### Stated exercise
Return all the data below as it stands, minus the pictures.

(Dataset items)

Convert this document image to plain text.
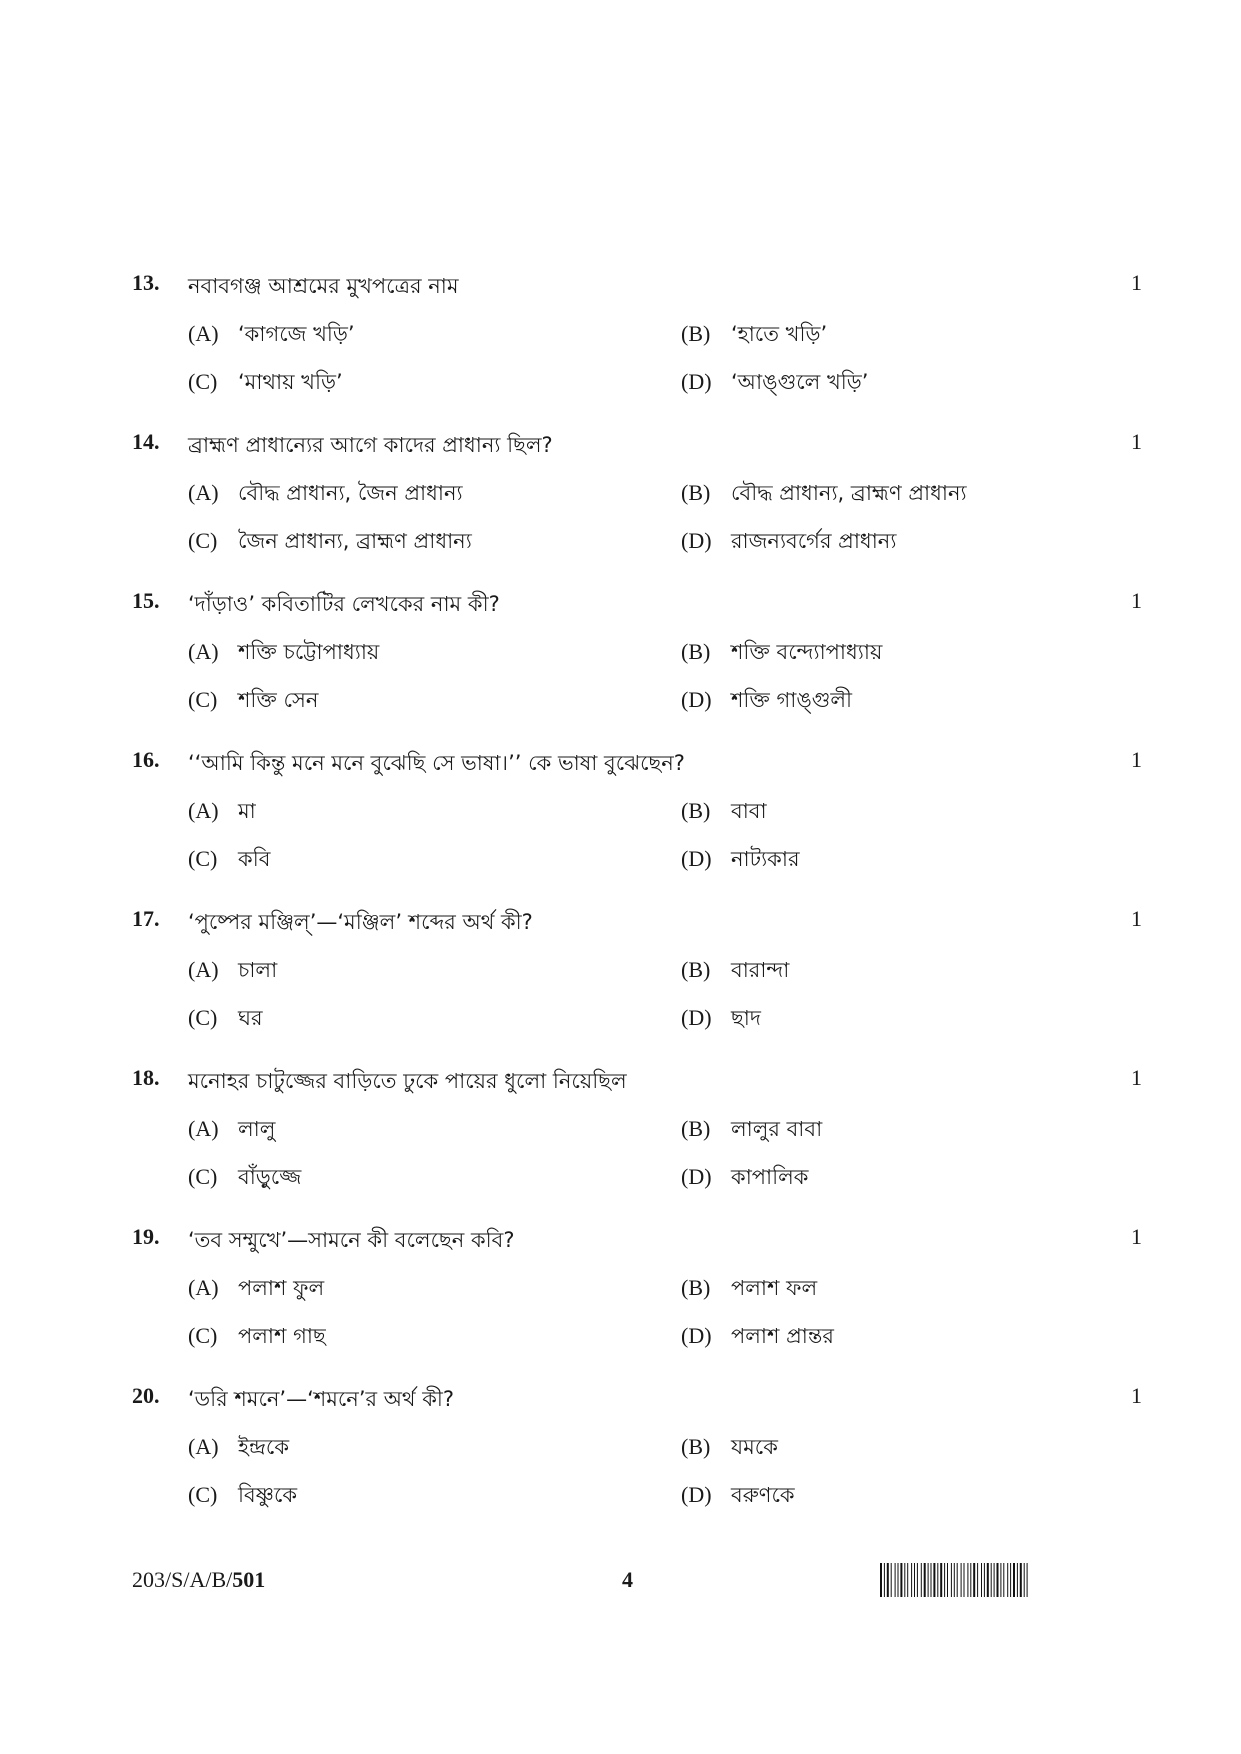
13. নবাবগঞ্জ আশ্রমের মুখপত্রের নাম	1
(A) ‘কাগজে খড়ি’	(B) ‘হাতে খড়ি’
(C) ‘মাথায় খড়ি’	(D) ‘আঙ্গুলে খড়ি’
14. ব্রাহ্মণ প্রাধান্যের আগে কাদের প্রাধান্য ছিল?	1
(A) বৌদ্ধ প্রাধান্য, জৈন প্রাধান্য	(B) বৌদ্ধ প্রাধান্য, ব্রাহ্মণ প্রাধান্য
(C) জৈন প্রাধান্য, ব্রাহ্মণ প্রাধান্য	(D) রাজন্যবর্গের প্রাধান্য
15. ‘দাঁড়াও’ কবিতাটির লেখকের নাম কী?	1
(A) শক্তি চট্টোপাধ্যায়	(B) শক্তি বন্দ্যোপাধ্যায়
(C) শক্তি সেন	(D) শক্তি গাঙ্গুলী
16. ‘‘আমি কিন্তু মনে মনে বুঝেছি সে ভাষা।’’ কে ভাষা বুঝেছেন?	1
(A) মা	(B) বাবা
(C) কবি	(D) নাট্যকার
17. ‘পুষ্পের মঞ্জিল্’—‘মঞ্জিল’ শব্দের অর্থ কী?	1
(A) চালা	(B) বারান্দা
(C) ঘর	(D) ছাদ
18. মনোহর চাটুজ্জের বাড়িতে ঢুকে পায়ের ধুলো নিয়েছিল	1
(A) লালু	(B) লালুর বাবা
(C) বাঁড়ুজ্জে	(D) কাপালিক
19. ‘তব সম্মুখে’—সামনে কী বলেছেন কবি?	1
(A) পলাশ ফুল	(B) পলাশ ফল
(C) পলাশ গাছ	(D) পলাশ প্রান্তর
20. ‘ডরি শমনে’—‘শমনে’র অর্থ কী?	1
(A) ইন্দ্রকে	(B) যমকে
(C) বিষ্ণুকে	(D) বরুণকে
203/S/A/B/501	4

### Response
Convert this document image to plain text.
13. নবাবগঞ্জ আশ্রমের মুখপত্রের নাম	1
(A) ‘কাগজে খড়ি’	(B) ‘হাতে খড়ি’
(C) ‘মাথায় খড়ি’	(D) ‘আঙ্গুলে খড়ি’
14. ব্রাহ্মণ প্রাধান্যের আগে কাদের প্রাধান্য ছিল?	1
(A) বৌদ্ধ প্রাধান্য, জৈন প্রাধান্য	(B) বৌদ্ধ প্রাধান্য, ব্রাহ্মণ প্রাধান্য
(C) জৈন প্রাধান্য, ব্রাহ্মণ প্রাধান্য	(D) রাজন্যবর্গের প্রাধান্য
15. ‘দাঁড়াও’ কবিতাটির লেখকের নাম কী?	1
(A) শক্তি চট্টোপাধ্যায়	(B) শক্তি বন্দ্যোপাধ্যায়
(C) শক্তি সেন	(D) শক্তি গাঙ্গুলী
16. ‘‘আমি কিন্তু মনে মনে বুঝেছি সে ভাষা।’’ কে ভাষা বুঝেছেন?	1
(A) মা	(B) বাবা
(C) কবি	(D) নাট্যকার
17. ‘পুষ্পের মঞ্জিল্’—‘মঞ্জিল’ শব্দের অর্থ কী?	1
(A) চালা	(B) বারান্দা
(C) ঘর	(D) ছাদ
18. মনোহর চাটুজ্জের বাড়িতে ঢুকে পায়ের ধুলো নিয়েছিল	1
(A) লালু	(B) লালুর বাবা
(C) বাঁড়ুজ্জে	(D) কাপালিক
19. ‘তব সম্মুখে’—সামনে কী বলেছেন কবি?	1
(A) পলাশ ফুল	(B) পলাশ ফল
(C) পলাশ গাছ	(D) পলাশ প্রান্তর
20. ‘ডরি শমনে’—‘শমনে’র অর্থ কী?	1
(A) ইন্দ্রকে	(B) যমকে
(C) বিষ্ণুকে	(D) বরুণকে
203/S/A/B/501	4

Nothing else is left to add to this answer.